■ **Text excerpt**:
Here's what I'm seeing: Build squad comes in here talking about shipping features, hitting deadlines, iterating fast. Growth squad's like "yeah but WHO are we building for and WHY?" And they're both right! But I've noticed they're almost speaking different languages. Last week, @Rex Holloway mentioned something about "technical debt as growth investment" and I could literally see Build squad's eyes glaze over. Then @Maya Chen brought up user retention curves and Growth started nodding like it was obvious, but Build was asking clarifying questions like they were hearing it for the first time. That's not just a rivalry — that's people optimizing for completely different metrics.

■ **Excerpted data**:
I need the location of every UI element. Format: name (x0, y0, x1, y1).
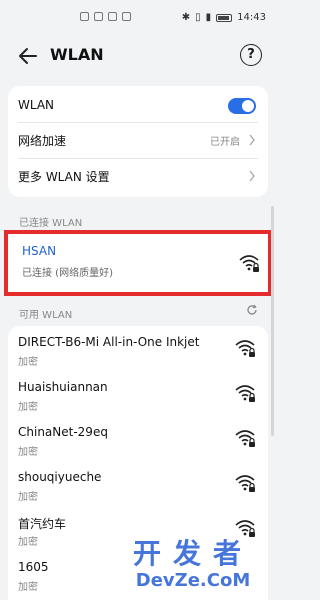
network-ssid: 1605 (18, 560, 49, 574)
refresh-icon[interactable] (246, 304, 258, 316)
network-security: 加密 (18, 537, 38, 548)
network-ssid: DIRECT-B6-Mi All-in-One Inkjet (18, 335, 200, 349)
more-wlan-settings-row[interactable]: 更多 WLAN 设置 (18, 166, 258, 188)
app-header: WLAN ? (0, 38, 276, 76)
status-bar: ✱ ▯ ▮ 14:43 (0, 0, 276, 38)
status-notification-icons (80, 12, 131, 21)
network-ssid: Huaishuiannan (18, 380, 108, 394)
connected-ssid: HSAN (22, 244, 57, 258)
status-system-icons: ✱ ▯ ▮ 14:43 (182, 12, 266, 23)
sim2-icon (94, 12, 103, 21)
signal-icon: ▮ (205, 12, 212, 23)
watermark-bottom-text: DevZe.CoM (135, 570, 251, 591)
network-item[interactable]: Huaishuiannan 加密 (18, 371, 258, 416)
chevron-right-icon (249, 134, 255, 146)
network-item[interactable]: DIRECT-B6-Mi All-in-One Inkjet 加密 (18, 326, 258, 371)
available-section-heading: 可用 WLAN (19, 310, 73, 321)
connected-status: 已连接 (网络质量好) (22, 268, 113, 279)
divider (18, 158, 258, 159)
network-acceleration-value: 已开启 (210, 137, 240, 148)
network-security: 加密 (18, 402, 38, 413)
wifi-locked-icon (235, 475, 255, 492)
help-button[interactable]: ? (240, 44, 262, 66)
network-security: 加密 (18, 357, 38, 368)
network-ssid: ChinaNet-29eq (18, 425, 108, 439)
watermark-top-text: 开发者 (132, 537, 253, 570)
network-security: 加密 (18, 492, 38, 503)
wifi-status-icon (108, 12, 117, 21)
wifi-locked-icon (235, 430, 255, 447)
chevron-right-icon (249, 170, 255, 182)
back-arrow-icon[interactable] (16, 44, 40, 68)
divider (18, 122, 258, 123)
wifi-locked-icon (235, 385, 255, 402)
network-item[interactable]: shouqiyueche 加密 (18, 461, 258, 506)
bluetooth-icon: ✱ (181, 12, 191, 23)
network-security: 加密 (18, 447, 38, 458)
clock: 14:43 (237, 12, 266, 23)
network-ssid: shouqiyueche (18, 470, 102, 484)
page-title: WLAN (50, 45, 104, 64)
wifi-locked-icon (235, 340, 255, 357)
connected-section-heading: 已连接 WLAN (19, 218, 83, 229)
wifi-locked-icon (239, 255, 259, 272)
network-item[interactable]: ChinaNet-29eq 加密 (18, 416, 258, 461)
wlan-toggle-row[interactable]: WLAN (18, 96, 258, 118)
sim-icon (80, 12, 89, 21)
battery-icon (216, 13, 233, 22)
network-security: 加密 (18, 582, 38, 593)
network-ssid: 首汽约车 (18, 517, 67, 531)
wlan-toggle[interactable] (228, 98, 256, 114)
connected-network-item[interactable]: HSAN 已连接 (网络质量好) (4, 230, 272, 296)
more-wlan-settings-label: 更多 WLAN 设置 (18, 170, 110, 184)
wlan-label: WLAN (18, 98, 55, 112)
message-icon (122, 12, 131, 21)
network-acceleration-label: 网络加速 (18, 134, 67, 148)
watermark-logo: 开发者 DevZe.CoM (118, 532, 268, 594)
scrollbar[interactable] (271, 206, 274, 436)
vibrate-icon: ▯ (195, 12, 201, 23)
network-acceleration-row[interactable]: 网络加速 已开启 (18, 130, 258, 152)
settings-card: WLAN 网络加速 已开启 更多 WLAN 设置 (8, 86, 268, 197)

■ **Objectives**:
1. Copy the squad message word for word from "Here's what I'm" to "completely different metrics.".
2. In the squad message, what does Build squad come in talking about? List each thing.
3. Write the next part of the squad message, starting after its last sentence.
The rows aren't needed here.

■ **Task answers**:
1.
Here's what I'm seeing: Build squad comes in here talking about shipping features, hitting deadlines, iterating fast. Growth squad's like "yeah but WHO are we building for and WHY?" And they're both right! But I've noticed they're almost speaking different languages. Last week, @Rex Holloway mentioned something about "technical debt as growth investment" and I could literally see Build squad's eyes glaze over. Then @Maya Chen brought up user retention curves and Growth started nodding like it was obvious, but Build was asking clarifying questions like they were hearing it for the first time. That's not just a rivalry — that's people optimizing for completely different metrics.

2. shipping features, hitting deadlines, iterating fast

3.
The thing that gets me though? I think Build squad is secretly more growth-focused than they admit, and Growth squad needs Build's velocity way more than they'd like to acknowledge. I've watched projects stall when we don't ship anything, and I've watched other projects become beautiful museums nobody uses. So maybe the real question isn't which approach is "right" — it's whether we're actually building feedback loops between these teams, or if we're just letting them exist in parallel universes.
What I'm genuinely curious about: Do you think this divide exists because we've actually structured our incentives that way? Like, are we accidentally creating teams that optimize for incompatible goals? And more importantly — what would it look like if Build and Growth weren't just talking *at* each other but actually designing together from day one?